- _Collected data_
━━━━

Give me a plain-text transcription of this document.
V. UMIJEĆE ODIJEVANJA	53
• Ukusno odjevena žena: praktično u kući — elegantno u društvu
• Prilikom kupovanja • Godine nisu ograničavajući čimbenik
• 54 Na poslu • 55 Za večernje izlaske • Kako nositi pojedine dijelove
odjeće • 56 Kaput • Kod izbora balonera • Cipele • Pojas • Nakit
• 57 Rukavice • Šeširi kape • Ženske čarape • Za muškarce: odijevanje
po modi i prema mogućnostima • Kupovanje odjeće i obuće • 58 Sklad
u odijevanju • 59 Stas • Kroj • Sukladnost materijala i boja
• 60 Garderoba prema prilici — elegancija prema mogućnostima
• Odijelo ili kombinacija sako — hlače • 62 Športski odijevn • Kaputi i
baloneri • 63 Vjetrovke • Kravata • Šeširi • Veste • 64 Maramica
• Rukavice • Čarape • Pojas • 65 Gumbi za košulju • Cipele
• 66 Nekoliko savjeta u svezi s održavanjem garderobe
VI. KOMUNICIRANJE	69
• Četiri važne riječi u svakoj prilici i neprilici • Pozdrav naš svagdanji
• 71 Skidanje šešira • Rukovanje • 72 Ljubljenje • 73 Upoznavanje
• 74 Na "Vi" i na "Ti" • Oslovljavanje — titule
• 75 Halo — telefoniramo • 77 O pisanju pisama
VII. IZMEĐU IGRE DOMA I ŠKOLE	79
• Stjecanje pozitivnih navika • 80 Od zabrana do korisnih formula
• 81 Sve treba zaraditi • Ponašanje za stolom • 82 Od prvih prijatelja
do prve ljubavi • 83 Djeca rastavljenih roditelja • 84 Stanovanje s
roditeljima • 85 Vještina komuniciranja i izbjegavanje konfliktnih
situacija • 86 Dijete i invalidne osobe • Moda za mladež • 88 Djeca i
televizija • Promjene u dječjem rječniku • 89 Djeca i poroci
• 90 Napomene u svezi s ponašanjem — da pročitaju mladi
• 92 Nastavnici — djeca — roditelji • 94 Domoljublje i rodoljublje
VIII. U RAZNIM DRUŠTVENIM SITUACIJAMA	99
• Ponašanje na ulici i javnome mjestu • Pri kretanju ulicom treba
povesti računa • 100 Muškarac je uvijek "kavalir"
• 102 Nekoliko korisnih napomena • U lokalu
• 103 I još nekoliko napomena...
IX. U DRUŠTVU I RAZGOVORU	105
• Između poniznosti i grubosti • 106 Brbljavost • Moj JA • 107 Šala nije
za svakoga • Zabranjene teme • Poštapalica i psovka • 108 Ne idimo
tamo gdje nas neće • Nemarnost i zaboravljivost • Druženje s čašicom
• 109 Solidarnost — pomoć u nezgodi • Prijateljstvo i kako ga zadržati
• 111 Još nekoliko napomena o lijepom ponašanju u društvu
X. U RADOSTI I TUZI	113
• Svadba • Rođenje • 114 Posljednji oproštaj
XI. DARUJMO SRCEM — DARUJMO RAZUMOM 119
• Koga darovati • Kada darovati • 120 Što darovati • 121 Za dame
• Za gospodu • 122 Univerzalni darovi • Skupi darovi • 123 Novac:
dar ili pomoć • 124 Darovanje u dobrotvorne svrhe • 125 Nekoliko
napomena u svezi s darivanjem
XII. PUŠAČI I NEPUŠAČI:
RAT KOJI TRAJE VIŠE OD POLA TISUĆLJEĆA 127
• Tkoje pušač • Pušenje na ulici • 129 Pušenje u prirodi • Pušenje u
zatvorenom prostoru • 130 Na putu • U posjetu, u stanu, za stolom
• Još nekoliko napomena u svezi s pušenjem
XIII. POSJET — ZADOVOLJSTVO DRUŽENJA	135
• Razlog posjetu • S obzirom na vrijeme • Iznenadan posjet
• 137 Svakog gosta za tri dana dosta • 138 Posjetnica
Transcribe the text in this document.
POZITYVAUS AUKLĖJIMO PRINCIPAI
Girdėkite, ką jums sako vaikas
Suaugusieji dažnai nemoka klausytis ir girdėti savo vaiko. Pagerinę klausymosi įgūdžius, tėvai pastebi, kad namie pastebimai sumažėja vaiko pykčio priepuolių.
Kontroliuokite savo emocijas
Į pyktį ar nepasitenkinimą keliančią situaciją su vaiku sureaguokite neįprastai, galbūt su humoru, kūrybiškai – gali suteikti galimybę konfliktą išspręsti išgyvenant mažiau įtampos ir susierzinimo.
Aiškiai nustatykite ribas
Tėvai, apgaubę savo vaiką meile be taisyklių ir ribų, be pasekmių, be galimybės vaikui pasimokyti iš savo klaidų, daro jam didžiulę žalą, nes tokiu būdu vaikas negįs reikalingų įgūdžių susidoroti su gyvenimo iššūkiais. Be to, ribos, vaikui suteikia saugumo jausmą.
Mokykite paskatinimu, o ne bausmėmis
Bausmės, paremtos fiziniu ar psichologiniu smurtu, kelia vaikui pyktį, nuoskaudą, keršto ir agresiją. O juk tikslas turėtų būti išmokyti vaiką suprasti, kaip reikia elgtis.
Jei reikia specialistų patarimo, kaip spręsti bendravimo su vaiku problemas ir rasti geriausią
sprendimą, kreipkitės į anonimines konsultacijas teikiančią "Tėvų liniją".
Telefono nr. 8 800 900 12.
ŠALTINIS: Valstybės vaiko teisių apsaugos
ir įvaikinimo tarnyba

━━━━

- _Challenge_
The records above should be restated word for word, please.

- _The output_
Give me a plain-text transcription of this document.
V. UMIJEĆE ODIJEVANJA	53
• Ukusno odjevena žena: praktično u kući — elegantno u društvu
• Prilikom kupovanja • Godine nisu ograničavajući čimbenik
• 54 Na poslu • 55 Za večernje izlaske • Kako nositi pojedine dijelove
odjeće • 56 Kaput • Kod izbora balonera • Cipele • Pojas • Nakit
• 57 Rukavice • Šeširi kape • Ženske čarape • Za muškarce: odijevanje
po modi i prema mogućnostima • Kupovanje odjeće i obuće • 58 Sklad
u odijevanju • 59 Stas • Kroj • Sukladnost materijala i boja
• 60 Garderoba prema prilici — elegancija prema mogućnostima
• Odijelo ili kombinacija sako — hlače • 62 Športski odijevn • Kaputi i
baloneri • 63 Vjetrovke • Kravata • Šeširi • Veste • 64 Maramica
• Rukavice • Čarape • Pojas • 65 Gumbi za košulju • Cipele
• 66 Nekoliko savjeta u svezi s održavanjem garderobe
VI. KOMUNICIRANJE	69
• Četiri važne riječi u svakoj prilici i neprilici • Pozdrav naš svagdanji
• 71 Skidanje šešira • Rukovanje • 72 Ljubljenje • 73 Upoznavanje
• 74 Na "Vi" i na "Ti" • Oslovljavanje — titule
• 75 Halo — telefoniramo • 77 O pisanju pisama
VII. IZMEĐU IGRE DOMA I ŠKOLE	79
• Stjecanje pozitivnih navika • 80 Od zabrana do korisnih formula
• 81 Sve treba zaraditi • Ponašanje za stolom • 82 Od prvih prijatelja
do prve ljubavi • 83 Djeca rastavljenih roditelja • 84 Stanovanje s
roditeljima • 85 Vještina komuniciranja i izbjegavanje konfliktnih
situacija • 86 Dijete i invalidne osobe • Moda za mladež • 88 Djeca i
televizija • Promjene u dječjem rječniku • 89 Djeca i poroci
• 90 Napomene u svezi s ponašanjem — da pročitaju mladi
• 92 Nastavnici — djeca — roditelji • 94 Domoljublje i rodoljublje
VIII. U RAZNIM DRUŠTVENIM SITUACIJAMA	99
• Ponašanje na ulici i javnome mjestu • Pri kretanju ulicom treba
povesti računa • 100 Muškarac je uvijek "kavalir"
• 102 Nekoliko korisnih napomena • U lokalu
• 103 I još nekoliko napomena...
IX. U DRUŠTVU I RAZGOVORU	105
• Između poniznosti i grubosti • 106 Brbljavost • Moj JA • 107 Šala nije
za svakoga • Zabranjene teme • Poštapalica i psovka • 108 Ne idimo
tamo gdje nas neće • Nemarnost i zaboravljivost • Druženje s čašicom
• 109 Solidarnost — pomoć u nezgodi • Prijateljstvo i kako ga zadržati
• 111 Još nekoliko napomena o lijepom ponašanju u društvu
X. U RADOSTI I TUZI	113
• Svadba • Rođenje • 114 Posljednji oproštaj
XI. DARUJMO SRCEM — DARUJMO RAZUMOM 119
• Koga darovati • Kada darovati • 120 Što darovati • 121 Za dame
• Za gospodu • 122 Univerzalni darovi • Skupi darovi • 123 Novac:
dar ili pomoć • 124 Darovanje u dobrotvorne svrhe • 125 Nekoliko
napomena u svezi s darivanjem
XII. PUŠAČI I NEPUŠAČI:
RAT KOJI TRAJE VIŠE OD POLA TISUĆLJEĆA 127
• Tkoje pušač • Pušenje na ulici • 129 Pušenje u prirodi • Pušenje u
zatvorenom prostoru • 130 Na putu • U posjetu, u stanu, za stolom
• Još nekoliko napomena u svezi s pušenjem
XIII. POSJET — ZADOVOLJSTVO DRUŽENJA	135
• Razlog posjetu • S obzirom na vrijeme • Iznenadan posjet
• 137 Svakog gosta za tri dana dosta • 138 Posjetnica
Transcribe the text in this document.
POZITYVAUS AUKLĖJIMO PRINCIPAI
Girdėkite, ką jums sako vaikas
Suaugusieji dažnai nemoka klausytis ir girdėti savo vaiko. Pagerinę klausymosi įgūdžius, tėvai pastebi, kad namie pastebimai sumažėja vaiko pykčio priepuolių.
Kontroliuokite savo emocijas
Į pyktį ar nepasitenkinimą keliančią situaciją su vaiku sureaguokite neįprastai, galbūt su humoru, kūrybiškai – gali suteikti galimybę konfliktą išspręsti išgyvenant mažiau įtampos ir susierzinimo.
Aiškiai nustatykite ribas
Tėvai, apgaubę savo vaiką meile be taisyklių ir ribų, be pasekmių, be galimybės vaikui pasimokyti iš savo klaidų, daro jam didžiulę žalą, nes tokiu būdu vaikas negįs reikalingų įgūdžių susidoroti su gyvenimo iššūkiais. Be to, ribos, vaikui suteikia saugumo jausmą.
Mokykite paskatinimu, o ne bausmėmis
Bausmės, paremtos fiziniu ar psichologiniu smurtu, kelia vaikui pyktį, nuoskaudą, keršto ir agresiją. O juk tikslas turėtų būti išmokyti vaiką suprasti, kaip reikia elgtis.
Jei reikia specialistų patarimo, kaip spręsti bendravimo su vaiku problemas ir rasti geriausią
sprendimą, kreipkitės į anonimines konsultacijas teikiančią "Tėvų liniją".
Telefono nr. 8 800 900 12.
ŠALTINIS: Valstybės vaiko teisių apsaugos
ir įvaikinimo tarnyba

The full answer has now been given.